** begin EXERCISE INPUTS **
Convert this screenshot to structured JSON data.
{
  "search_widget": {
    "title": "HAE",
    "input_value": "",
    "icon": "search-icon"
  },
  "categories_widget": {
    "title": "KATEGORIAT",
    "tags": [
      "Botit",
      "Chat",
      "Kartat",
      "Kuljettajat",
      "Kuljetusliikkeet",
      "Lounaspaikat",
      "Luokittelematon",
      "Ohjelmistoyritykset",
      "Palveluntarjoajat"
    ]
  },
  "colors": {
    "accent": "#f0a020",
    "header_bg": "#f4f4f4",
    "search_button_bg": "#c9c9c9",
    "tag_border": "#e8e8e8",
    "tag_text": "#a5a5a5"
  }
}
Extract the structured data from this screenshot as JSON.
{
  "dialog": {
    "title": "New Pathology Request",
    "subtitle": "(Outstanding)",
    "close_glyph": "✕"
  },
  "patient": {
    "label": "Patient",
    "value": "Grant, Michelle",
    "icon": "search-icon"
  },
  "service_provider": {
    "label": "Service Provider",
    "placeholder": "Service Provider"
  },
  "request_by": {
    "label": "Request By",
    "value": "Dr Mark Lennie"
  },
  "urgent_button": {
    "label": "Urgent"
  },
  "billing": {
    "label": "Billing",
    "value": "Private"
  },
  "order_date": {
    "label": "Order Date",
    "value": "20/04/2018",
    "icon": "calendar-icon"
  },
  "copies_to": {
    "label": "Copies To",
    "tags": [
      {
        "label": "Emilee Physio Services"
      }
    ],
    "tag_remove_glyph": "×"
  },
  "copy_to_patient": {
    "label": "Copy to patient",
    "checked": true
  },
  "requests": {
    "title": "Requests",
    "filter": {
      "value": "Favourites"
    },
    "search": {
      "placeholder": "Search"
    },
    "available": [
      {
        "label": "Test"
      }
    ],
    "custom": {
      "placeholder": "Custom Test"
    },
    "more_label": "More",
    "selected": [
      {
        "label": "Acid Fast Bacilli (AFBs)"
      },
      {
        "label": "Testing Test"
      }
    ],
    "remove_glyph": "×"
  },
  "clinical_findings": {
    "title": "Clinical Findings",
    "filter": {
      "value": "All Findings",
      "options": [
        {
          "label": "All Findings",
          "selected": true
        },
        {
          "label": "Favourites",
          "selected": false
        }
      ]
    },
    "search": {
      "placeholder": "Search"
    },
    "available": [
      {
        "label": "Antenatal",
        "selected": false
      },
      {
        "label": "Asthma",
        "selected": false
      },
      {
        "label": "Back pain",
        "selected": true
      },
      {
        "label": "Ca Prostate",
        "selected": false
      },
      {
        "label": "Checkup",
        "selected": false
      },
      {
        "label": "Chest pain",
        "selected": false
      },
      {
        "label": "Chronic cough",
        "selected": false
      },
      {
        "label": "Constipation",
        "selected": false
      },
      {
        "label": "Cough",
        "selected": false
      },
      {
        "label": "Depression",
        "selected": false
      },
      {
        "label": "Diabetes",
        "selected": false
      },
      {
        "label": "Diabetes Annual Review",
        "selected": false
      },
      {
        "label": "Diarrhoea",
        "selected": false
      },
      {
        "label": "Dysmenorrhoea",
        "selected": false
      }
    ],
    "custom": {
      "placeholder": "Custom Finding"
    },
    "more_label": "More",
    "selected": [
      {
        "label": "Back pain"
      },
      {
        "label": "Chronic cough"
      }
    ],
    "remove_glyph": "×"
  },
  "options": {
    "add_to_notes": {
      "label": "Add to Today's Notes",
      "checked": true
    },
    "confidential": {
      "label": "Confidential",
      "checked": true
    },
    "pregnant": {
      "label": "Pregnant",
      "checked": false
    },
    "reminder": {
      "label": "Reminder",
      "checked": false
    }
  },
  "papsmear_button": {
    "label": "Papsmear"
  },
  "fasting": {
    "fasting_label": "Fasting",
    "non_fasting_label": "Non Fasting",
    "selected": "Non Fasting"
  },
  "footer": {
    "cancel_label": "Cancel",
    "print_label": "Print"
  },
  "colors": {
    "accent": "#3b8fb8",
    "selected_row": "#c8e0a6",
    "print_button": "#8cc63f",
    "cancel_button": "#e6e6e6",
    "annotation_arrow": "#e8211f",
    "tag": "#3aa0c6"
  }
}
** end EXERCISE INPUTS **
Retype the records in full. Keep every line identical to the original.

Convert this screenshot to structured JSON data.
{
  "search_widget": {
    "title": "HAE",
    "input_value": "",
    "icon": "search-icon"
  },
  "categories_widget": {
    "title": "KATEGORIAT",
    "tags": [
      "Botit",
      "Chat",
      "Kartat",
      "Kuljettajat",
      "Kuljetusliikkeet",
      "Lounaspaikat",
      "Luokittelematon",
      "Ohjelmistoyritykset",
      "Palveluntarjoajat"
    ]
  },
  "colors": {
    "accent": "#f0a020",
    "header_bg": "#f4f4f4",
    "search_button_bg": "#c9c9c9",
    "tag_border": "#e8e8e8",
    "tag_text": "#a5a5a5"
  }
}
Extract the structured data from this screenshot as JSON.
{
  "dialog": {
    "title": "New Pathology Request",
    "subtitle": "(Outstanding)",
    "close_glyph": "✕"
  },
  "patient": {
    "label": "Patient",
    "value": "Grant, Michelle",
    "icon": "search-icon"
  },
  "service_provider": {
    "label": "Service Provider",
    "placeholder": "Service Provider"
  },
  "request_by": {
    "label": "Request By",
    "value": "Dr Mark Lennie"
  },
  "urgent_button": {
    "label": "Urgent"
  },
  "billing": {
    "label": "Billing",
    "value": "Private"
  },
  "order_date": {
    "label": "Order Date",
    "value": "20/04/2018",
    "icon": "calendar-icon"
  },
  "copies_to": {
    "label": "Copies To",
    "tags": [
      {
        "label": "Emilee Physio Services"
      }
    ],
    "tag_remove_glyph": "×"
  },
  "copy_to_patient": {
    "label": "Copy to patient",
    "checked": true
  },
  "requests": {
    "title": "Requests",
    "filter": {
      "value": "Favourites"
    },
    "search": {
      "placeholder": "Search"
    },
    "available": [
      {
        "label": "Test"
      }
    ],
    "custom": {
      "placeholder": "Custom Test"
    },
    "more_label": "More",
    "selected": [
      {
        "label": "Acid Fast Bacilli (AFBs)"
      },
      {
        "label": "Testing Test"
      }
    ],
    "remove_glyph": "×"
  },
  "clinical_findings": {
    "title": "Clinical Findings",
    "filter": {
      "value": "All Findings",
      "options": [
        {
          "label": "All Findings",
          "selected": true
        },
        {
          "label": "Favourites",
          "selected": false
        }
      ]
    },
    "search": {
      "placeholder": "Search"
    },
    "available": [
      {
        "label": "Antenatal",
        "selected": false
      },
      {
        "label": "Asthma",
        "selected": false
      },
      {
        "label": "Back pain",
        "selected": true
      },
      {
        "label": "Ca Prostate",
        "selected": false
      },
      {
        "label": "Checkup",
        "selected": false
      },
      {
        "label": "Chest pain",
        "selected": false
      },
      {
        "label": "Chronic cough",
        "selected": false
      },
      {
        "label": "Constipation",
        "selected": false
      },
      {
        "label": "Cough",
        "selected": false
      },
      {
        "label": "Depression",
        "selected": false
      },
      {
        "label": "Diabetes",
        "selected": false
      },
      {
        "label": "Diabetes Annual Review",
        "selected": false
      },
      {
        "label": "Diarrhoea",
        "selected": false
      },
      {
        "label": "Dysmenorrhoea",
        "selected": false
      }
    ],
    "custom": {
      "placeholder": "Custom Finding"
    },
    "more_label": "More",
    "selected": [
      {
        "label": "Back pain"
      },
      {
        "label": "Chronic cough"
      }
    ],
    "remove_glyph": "×"
  },
  "options": {
    "add_to_notes": {
      "label": "Add to Today's Notes",
      "checked": true
    },
    "confidential": {
      "label": "Confidential",
      "checked": true
    },
    "pregnant": {
      "label": "Pregnant",
      "checked": false
    },
    "reminder": {
      "label": "Reminder",
      "checked": false
    }
  },
  "papsmear_button": {
    "label": "Papsmear"
  },
  "fasting": {
    "fasting_label": "Fasting",
    "non_fasting_label": "Non Fasting",
    "selected": "Non Fasting"
  },
  "footer": {
    "cancel_label": "Cancel",
    "print_label": "Print"
  },
  "colors": {
    "accent": "#3b8fb8",
    "selected_row": "#c8e0a6",
    "print_button": "#8cc63f",
    "cancel_button": "#e6e6e6",
    "annotation_arrow": "#e8211f",
    "tag": "#3aa0c6"
  }
}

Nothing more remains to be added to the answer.